### To be done
Edit every line of the material below so that each "khoảng cách" becomes "khoảng trống", keeping everything else the same.

----

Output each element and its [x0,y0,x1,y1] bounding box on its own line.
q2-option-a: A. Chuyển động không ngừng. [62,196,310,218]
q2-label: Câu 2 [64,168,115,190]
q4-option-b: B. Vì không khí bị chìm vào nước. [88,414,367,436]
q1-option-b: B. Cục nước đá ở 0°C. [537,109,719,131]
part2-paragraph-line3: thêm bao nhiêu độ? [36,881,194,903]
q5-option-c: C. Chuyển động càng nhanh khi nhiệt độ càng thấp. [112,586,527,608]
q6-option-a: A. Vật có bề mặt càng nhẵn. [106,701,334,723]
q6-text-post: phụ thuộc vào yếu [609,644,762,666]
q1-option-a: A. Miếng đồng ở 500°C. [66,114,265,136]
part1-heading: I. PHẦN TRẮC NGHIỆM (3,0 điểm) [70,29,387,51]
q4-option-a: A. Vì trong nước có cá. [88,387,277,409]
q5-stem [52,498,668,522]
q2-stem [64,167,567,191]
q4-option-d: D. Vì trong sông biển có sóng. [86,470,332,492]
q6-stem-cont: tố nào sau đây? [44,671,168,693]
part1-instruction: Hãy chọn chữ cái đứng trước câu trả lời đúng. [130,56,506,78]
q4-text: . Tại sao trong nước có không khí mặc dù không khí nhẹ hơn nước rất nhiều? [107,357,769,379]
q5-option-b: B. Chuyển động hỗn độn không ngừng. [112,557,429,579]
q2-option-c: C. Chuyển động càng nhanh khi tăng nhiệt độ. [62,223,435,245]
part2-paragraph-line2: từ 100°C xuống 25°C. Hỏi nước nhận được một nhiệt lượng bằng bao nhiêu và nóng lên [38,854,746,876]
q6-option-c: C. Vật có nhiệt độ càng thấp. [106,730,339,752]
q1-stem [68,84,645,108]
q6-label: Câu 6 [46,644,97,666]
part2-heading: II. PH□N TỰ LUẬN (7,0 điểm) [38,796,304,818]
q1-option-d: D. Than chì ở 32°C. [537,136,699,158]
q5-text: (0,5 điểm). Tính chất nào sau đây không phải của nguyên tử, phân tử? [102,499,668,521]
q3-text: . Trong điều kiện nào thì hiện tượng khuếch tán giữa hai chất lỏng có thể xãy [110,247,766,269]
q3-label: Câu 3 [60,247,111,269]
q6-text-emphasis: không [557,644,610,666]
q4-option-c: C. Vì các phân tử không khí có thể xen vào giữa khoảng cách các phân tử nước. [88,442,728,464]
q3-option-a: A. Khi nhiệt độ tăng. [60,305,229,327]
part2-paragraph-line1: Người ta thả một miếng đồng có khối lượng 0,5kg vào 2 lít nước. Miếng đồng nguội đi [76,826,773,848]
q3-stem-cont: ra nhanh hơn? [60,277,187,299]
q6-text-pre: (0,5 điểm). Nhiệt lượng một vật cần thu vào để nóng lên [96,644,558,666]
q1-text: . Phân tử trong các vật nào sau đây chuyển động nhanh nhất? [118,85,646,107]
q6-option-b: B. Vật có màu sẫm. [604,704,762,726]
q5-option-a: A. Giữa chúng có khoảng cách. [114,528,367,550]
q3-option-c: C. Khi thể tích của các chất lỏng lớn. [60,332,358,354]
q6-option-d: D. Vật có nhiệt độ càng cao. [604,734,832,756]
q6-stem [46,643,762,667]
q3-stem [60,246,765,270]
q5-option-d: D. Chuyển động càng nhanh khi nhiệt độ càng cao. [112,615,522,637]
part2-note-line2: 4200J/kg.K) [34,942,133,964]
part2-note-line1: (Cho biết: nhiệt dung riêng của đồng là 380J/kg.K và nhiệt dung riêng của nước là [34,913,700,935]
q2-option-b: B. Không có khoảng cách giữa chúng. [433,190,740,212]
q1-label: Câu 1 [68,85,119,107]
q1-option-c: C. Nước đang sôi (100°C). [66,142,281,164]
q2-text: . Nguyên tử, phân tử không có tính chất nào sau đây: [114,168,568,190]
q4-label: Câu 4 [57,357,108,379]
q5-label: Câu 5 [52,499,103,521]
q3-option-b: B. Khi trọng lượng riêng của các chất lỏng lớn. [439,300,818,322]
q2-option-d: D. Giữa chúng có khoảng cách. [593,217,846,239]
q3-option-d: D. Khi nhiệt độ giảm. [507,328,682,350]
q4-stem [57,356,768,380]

----

### Written solution
Output each element and its [x0,y0,x1,y1] bounding box on its own line.
q2-option-a: A. Chuyển động không ngừng. [62,196,310,218]
q2-label: Câu 2 [64,168,115,190]
q4-option-b: B. Vì không khí bị chìm vào nước. [88,414,367,436]
q1-option-b: B. Cục nước đá ở 0°C. [537,109,719,131]
part2-paragraph-line3: thêm bao nhiêu độ? [36,881,194,903]
q5-option-c: C. Chuyển động càng nhanh khi nhiệt độ càng thấp. [112,586,527,608]
q6-option-a: A. Vật có bề mặt càng nhẵn. [106,701,334,723]
q6-text-post: phụ thuộc vào yếu [609,644,762,666]
q1-option-a: A. Miếng đồng ở 500°C. [66,114,265,136]
part1-heading: I. PHẦN TRẮC NGHIỆM (3,0 điểm) [70,29,387,51]
q4-option-a: A. Vì trong nước có cá. [88,387,277,409]
q5-stem [52,498,668,522]
q2-stem [64,167,567,191]
q4-option-d: D. Vì trong sông biển có sóng. [86,470,332,492]
q6-stem-cont: tố nào sau đây? [44,671,168,693]
part1-instruction: Hãy chọn chữ cái đứng trước câu trả lời đúng. [130,56,506,78]
q4-text: . Tại sao trong nước có không khí mặc dù không khí nhẹ hơn nước rất nhiều? [107,357,769,379]
q5-option-b: B. Chuyển động hỗn độn không ngừng. [112,557,429,579]
q2-option-c: C. Chuyển động càng nhanh khi tăng nhiệt độ. [62,223,435,245]
part2-paragraph-line2: từ 100°C xuống 25°C. Hỏi nước nhận được một nhiệt lượng bằng bao nhiêu và nóng lên [38,854,746,876]
q6-option-c: C. Vật có nhiệt độ càng thấp. [106,730,339,752]
q1-stem [68,84,645,108]
q6-label: Câu 6 [46,644,97,666]
part2-heading: II. PH□N TỰ LUẬN (7,0 điểm) [38,796,304,818]
q1-option-d: D. Than chì ở 32°C. [537,136,699,158]
q5-text: (0,5 điểm). Tính chất nào sau đây không phải của nguyên tử, phân tử? [102,499,668,521]
q3-text: . Trong điều kiện nào thì hiện tượng khuếch tán giữa hai chất lỏng có thể xãy [110,247,766,269]
q3-label: Câu 3 [60,247,111,269]
q6-text-emphasis: không [557,644,610,666]
q4-option-c: C. Vì các phân tử không khí có thể xen vào giữa khoảng trống các phân tử nước. [88,442,728,464]
q3-option-a: A. Khi nhiệt độ tăng. [60,305,229,327]
part2-paragraph-line1: Người ta thả một miếng đồng có khối lượng 0,5kg vào 2 lít nước. Miếng đồng nguội đi [76,826,773,848]
q3-stem-cont: ra nhanh hơn? [60,277,187,299]
q6-text-pre: (0,5 điểm). Nhiệt lượng một vật cần thu vào để nóng lên [96,644,558,666]
q1-text: . Phân tử trong các vật nào sau đây chuyển động nhanh nhất? [118,85,646,107]
q6-option-b: B. Vật có màu sẫm. [604,704,762,726]
q5-option-a: A. Giữa chúng có khoảng trống. [114,528,367,550]
q3-option-c: C. Khi thể tích của các chất lỏng lớn. [60,332,358,354]
q6-option-d: D. Vật có nhiệt độ càng cao. [604,734,832,756]
q6-stem [46,643,762,667]
q3-stem [60,246,765,270]
q5-option-d: D. Chuyển động càng nhanh khi nhiệt độ càng cao. [112,615,522,637]
part2-note-line2: 4200J/kg.K) [34,942,133,964]
part2-note-line1: (Cho biết: nhiệt dung riêng của đồng là 380J/kg.K và nhiệt dung riêng của nước là [34,913,700,935]
q2-option-b: B. Không có khoảng trống giữa chúng. [433,190,740,212]
q1-label: Câu 1 [68,85,119,107]
q1-option-c: C. Nước đang sôi (100°C). [66,142,281,164]
q2-text: . Nguyên tử, phân tử không có tính chất nào sau đây: [114,168,568,190]
q4-label: Câu 4 [57,357,108,379]
q5-label: Câu 5 [52,499,103,521]
q3-option-b: B. Khi trọng lượng riêng của các chất lỏng lớn. [439,300,818,322]
q2-option-d: D. Giữa chúng có khoảng trống. [593,217,846,239]
q3-option-d: D. Khi nhiệt độ giảm. [507,328,682,350]
q4-stem [57,356,768,380]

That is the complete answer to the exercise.